Stored data
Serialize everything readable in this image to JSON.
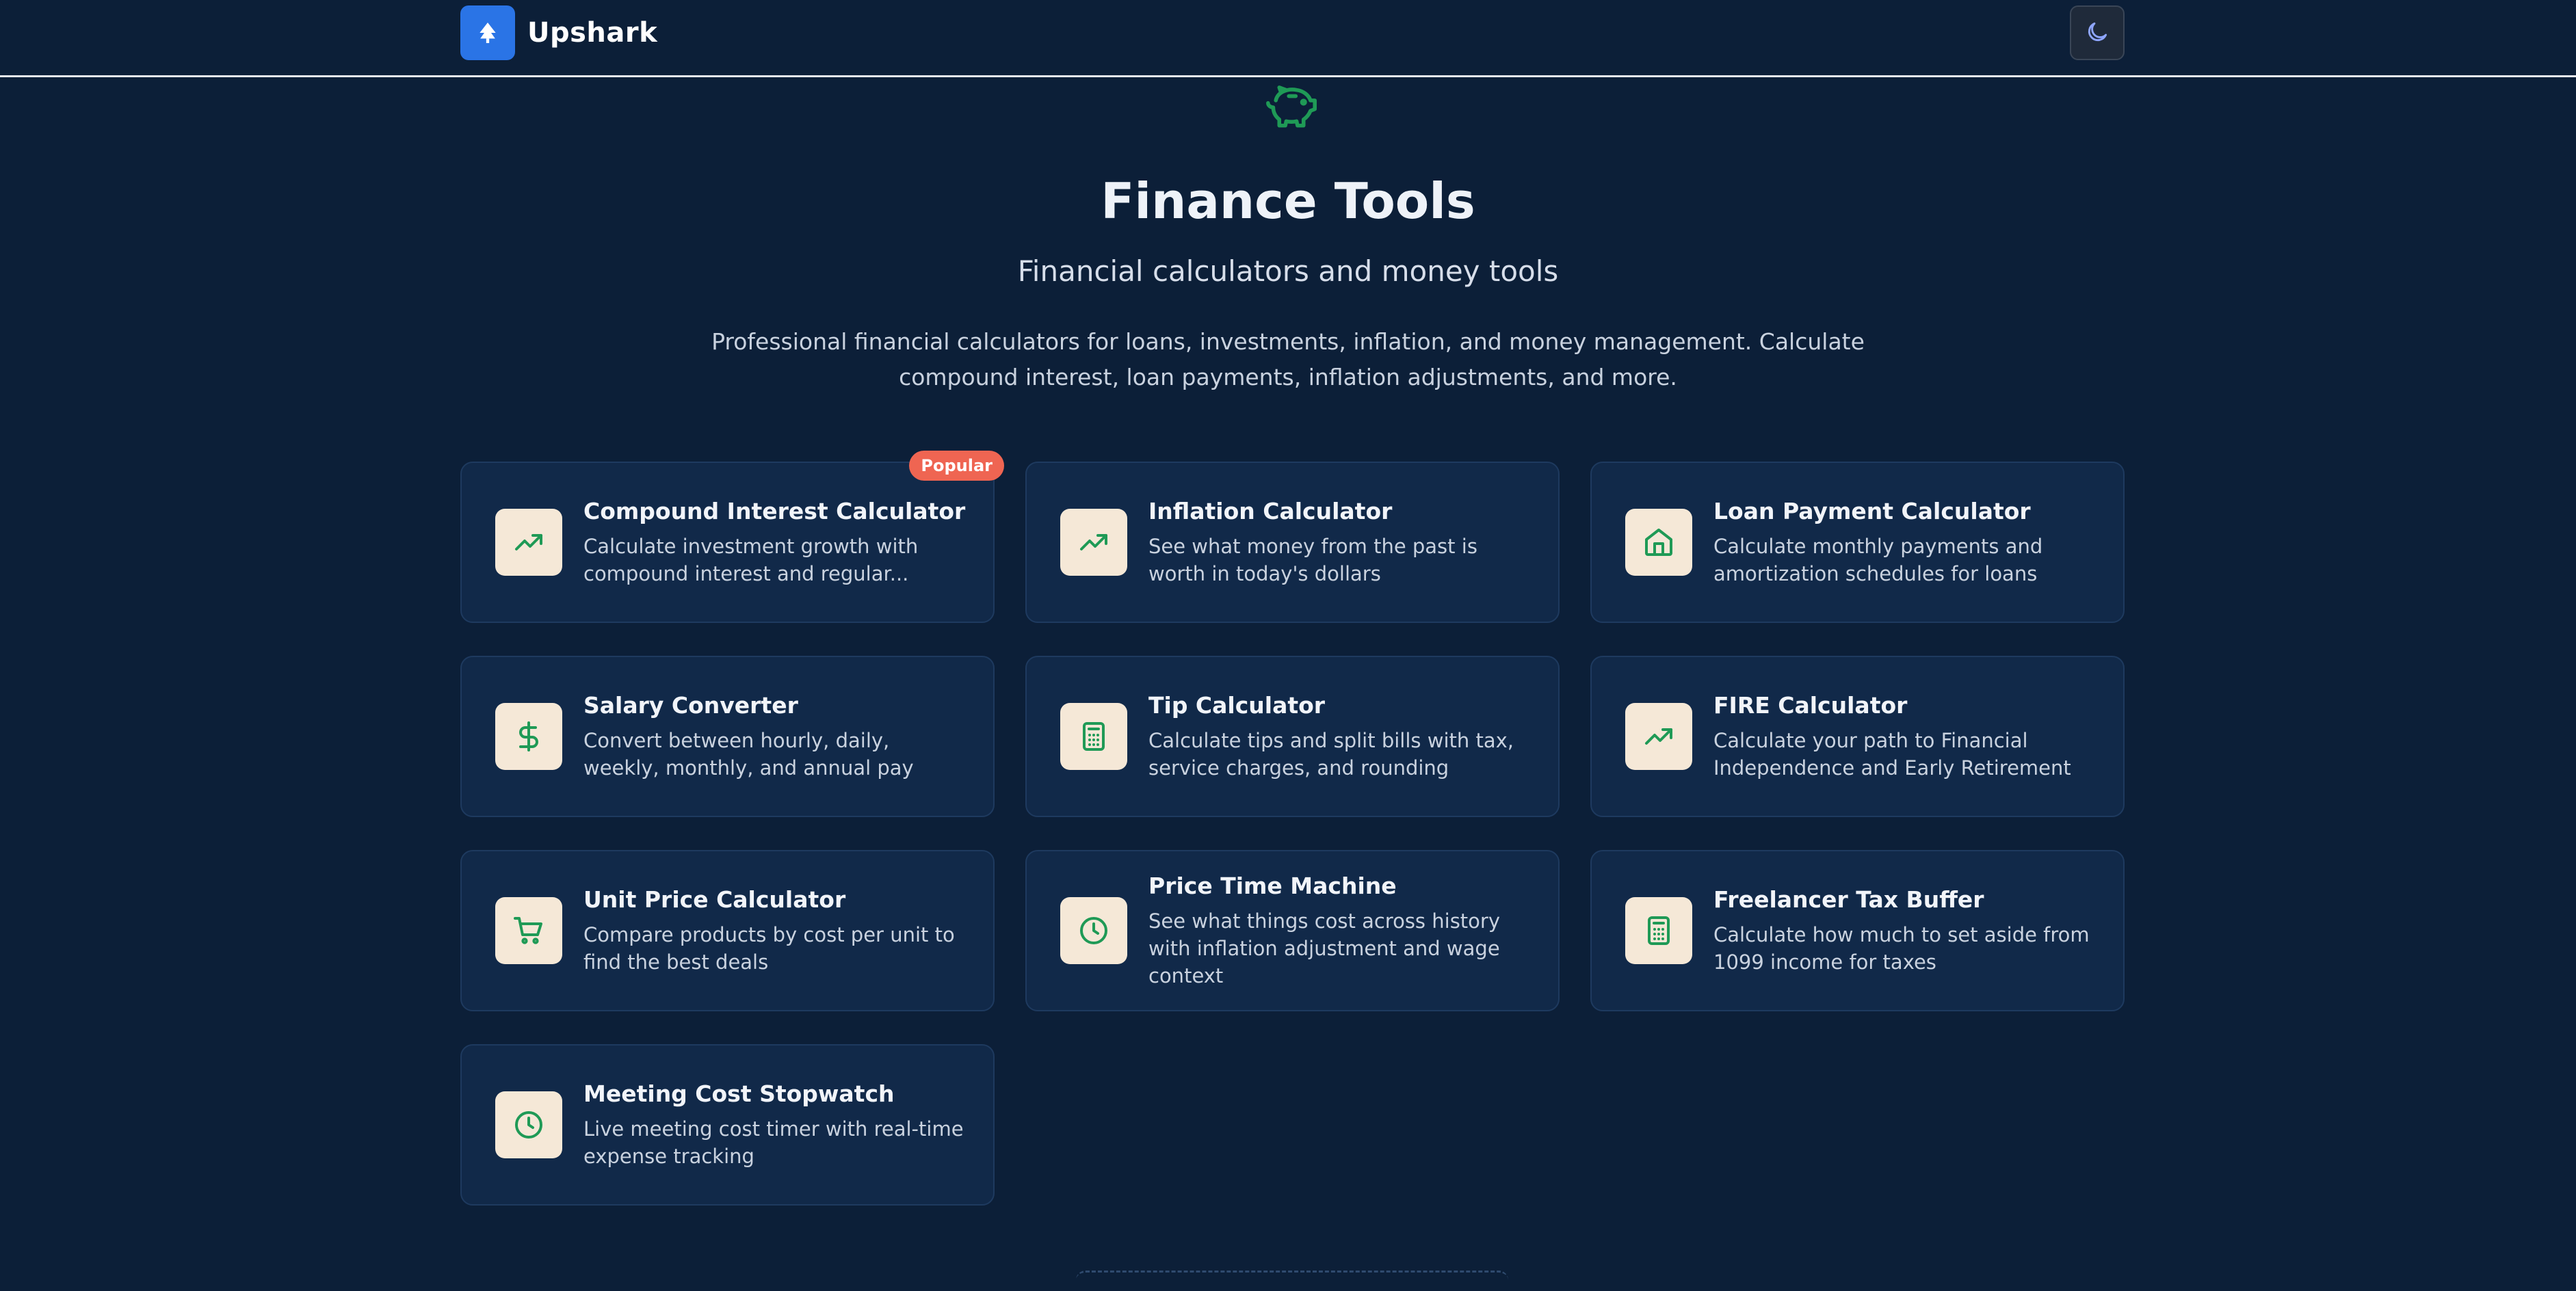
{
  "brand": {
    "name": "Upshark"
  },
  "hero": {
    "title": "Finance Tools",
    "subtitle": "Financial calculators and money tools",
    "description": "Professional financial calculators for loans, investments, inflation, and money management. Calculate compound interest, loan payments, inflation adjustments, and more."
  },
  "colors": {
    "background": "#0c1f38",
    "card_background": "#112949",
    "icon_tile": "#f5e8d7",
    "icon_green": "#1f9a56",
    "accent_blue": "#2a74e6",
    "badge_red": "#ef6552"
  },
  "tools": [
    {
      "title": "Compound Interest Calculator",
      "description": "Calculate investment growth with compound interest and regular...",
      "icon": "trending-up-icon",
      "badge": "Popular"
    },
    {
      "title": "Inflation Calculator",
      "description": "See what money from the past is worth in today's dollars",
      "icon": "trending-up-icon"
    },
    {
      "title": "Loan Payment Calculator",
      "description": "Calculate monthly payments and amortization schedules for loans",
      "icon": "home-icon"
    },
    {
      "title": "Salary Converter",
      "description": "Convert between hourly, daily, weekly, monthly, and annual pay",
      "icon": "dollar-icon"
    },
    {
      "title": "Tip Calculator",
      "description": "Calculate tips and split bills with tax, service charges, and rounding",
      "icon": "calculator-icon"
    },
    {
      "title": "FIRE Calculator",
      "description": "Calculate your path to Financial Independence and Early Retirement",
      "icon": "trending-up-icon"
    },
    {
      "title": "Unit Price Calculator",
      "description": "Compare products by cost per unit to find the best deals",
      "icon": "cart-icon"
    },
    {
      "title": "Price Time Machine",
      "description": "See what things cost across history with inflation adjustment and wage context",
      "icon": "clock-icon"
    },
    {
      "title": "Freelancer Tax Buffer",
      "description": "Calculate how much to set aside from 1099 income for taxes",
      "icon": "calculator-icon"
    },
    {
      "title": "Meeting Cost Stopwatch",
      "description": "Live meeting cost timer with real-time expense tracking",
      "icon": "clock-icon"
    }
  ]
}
--
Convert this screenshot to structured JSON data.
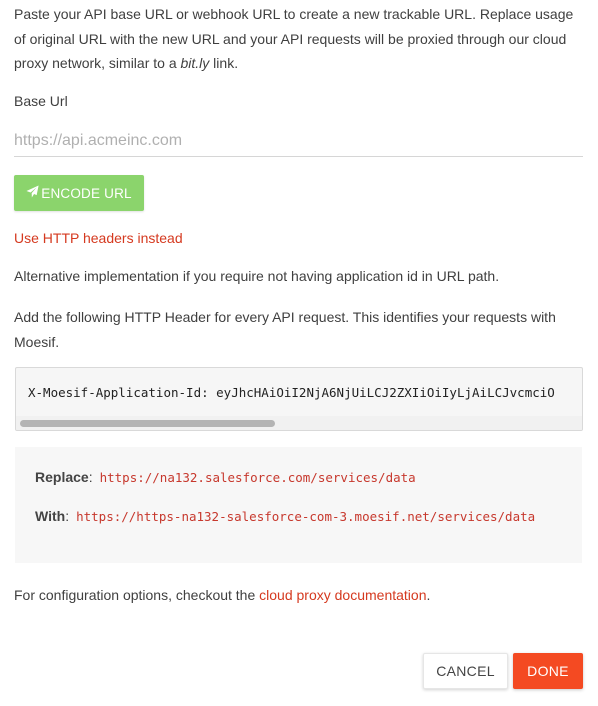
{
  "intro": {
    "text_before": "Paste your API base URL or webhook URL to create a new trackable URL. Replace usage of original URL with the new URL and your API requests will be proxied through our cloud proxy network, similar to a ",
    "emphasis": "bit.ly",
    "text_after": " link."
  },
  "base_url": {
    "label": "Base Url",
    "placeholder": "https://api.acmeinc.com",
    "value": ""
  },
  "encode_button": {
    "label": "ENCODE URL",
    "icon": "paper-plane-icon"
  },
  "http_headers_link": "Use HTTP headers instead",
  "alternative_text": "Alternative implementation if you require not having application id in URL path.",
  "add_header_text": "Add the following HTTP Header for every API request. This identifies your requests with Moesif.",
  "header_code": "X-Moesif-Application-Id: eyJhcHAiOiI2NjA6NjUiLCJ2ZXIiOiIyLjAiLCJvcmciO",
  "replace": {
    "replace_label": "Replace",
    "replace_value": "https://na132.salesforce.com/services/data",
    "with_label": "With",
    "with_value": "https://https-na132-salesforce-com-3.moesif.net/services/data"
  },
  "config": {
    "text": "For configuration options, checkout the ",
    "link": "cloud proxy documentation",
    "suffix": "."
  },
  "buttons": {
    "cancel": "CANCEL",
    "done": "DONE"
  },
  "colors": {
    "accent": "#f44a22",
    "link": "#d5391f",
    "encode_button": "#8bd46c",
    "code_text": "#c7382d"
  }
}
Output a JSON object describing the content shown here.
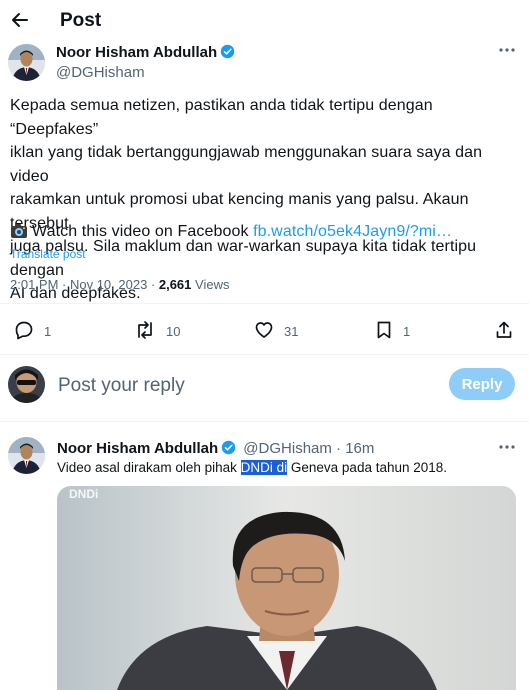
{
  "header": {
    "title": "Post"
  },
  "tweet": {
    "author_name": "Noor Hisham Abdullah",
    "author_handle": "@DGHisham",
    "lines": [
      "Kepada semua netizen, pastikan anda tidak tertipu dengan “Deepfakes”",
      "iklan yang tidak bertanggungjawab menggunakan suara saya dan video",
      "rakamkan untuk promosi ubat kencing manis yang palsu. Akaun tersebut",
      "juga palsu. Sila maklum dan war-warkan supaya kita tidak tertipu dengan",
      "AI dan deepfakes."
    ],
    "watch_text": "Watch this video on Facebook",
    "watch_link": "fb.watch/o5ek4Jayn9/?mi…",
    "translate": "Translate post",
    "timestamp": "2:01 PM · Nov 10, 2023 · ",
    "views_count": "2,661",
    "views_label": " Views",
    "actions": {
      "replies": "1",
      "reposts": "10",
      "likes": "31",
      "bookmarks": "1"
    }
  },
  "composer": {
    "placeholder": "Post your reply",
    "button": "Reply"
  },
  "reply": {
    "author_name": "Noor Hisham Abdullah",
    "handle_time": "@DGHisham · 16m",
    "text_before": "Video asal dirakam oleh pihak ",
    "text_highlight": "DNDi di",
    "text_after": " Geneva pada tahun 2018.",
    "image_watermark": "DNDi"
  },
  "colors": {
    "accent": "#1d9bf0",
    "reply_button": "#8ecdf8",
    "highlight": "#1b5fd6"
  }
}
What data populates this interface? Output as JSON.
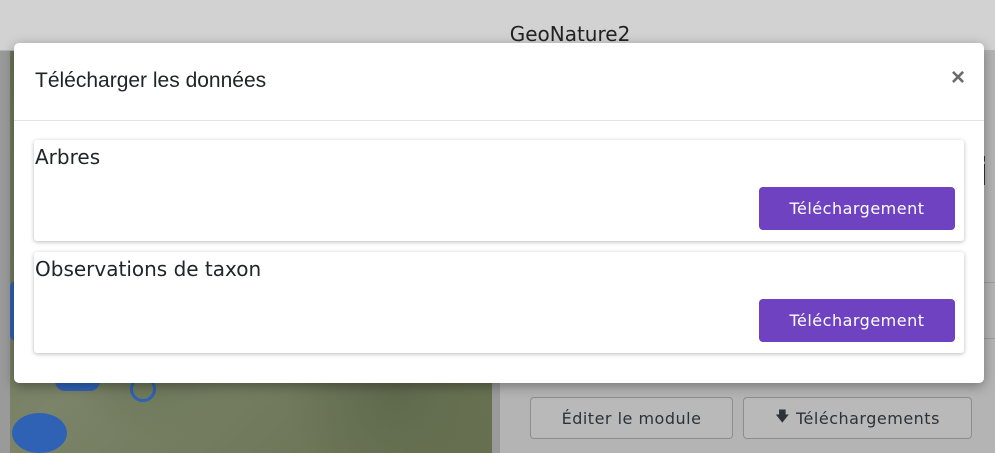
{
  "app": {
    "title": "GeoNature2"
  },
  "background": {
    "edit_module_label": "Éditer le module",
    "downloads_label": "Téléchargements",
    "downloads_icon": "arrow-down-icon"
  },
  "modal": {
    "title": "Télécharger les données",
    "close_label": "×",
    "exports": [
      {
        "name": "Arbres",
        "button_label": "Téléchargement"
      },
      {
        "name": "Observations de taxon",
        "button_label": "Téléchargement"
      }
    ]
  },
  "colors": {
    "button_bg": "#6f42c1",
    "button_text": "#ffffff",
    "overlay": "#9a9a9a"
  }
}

* _Do this_:
Scan the lines above for "description", then copy every one that has it.

* _Worked solution_:
    "description": "Professional financial calculators for loans, investments, inflation, and money management. Calculate compound interest, loan payments, inflation adjustments, and more."
      "description": "Calculate investment growth with compound interest and regular...",
      "description": "See what money from the past is worth in today's dollars",
      "description": "Calculate monthly payments and amortization schedules for loans",
      "description": "Convert between hourly, daily, weekly, monthly, and annual pay",
      "description": "Calculate tips and split bills with tax, service charges, and rounding",
      "description": "Calculate your path to Financial Independence and Early Retirement",
      "description": "Compare products by cost per unit to find the best deals",
      "description": "See what things cost across history with inflation adjustment and wage context",
      "description": "Calculate how much to set aside from 1099 income for taxes",
      "description": "Live meeting cost timer with real-time expense tracking",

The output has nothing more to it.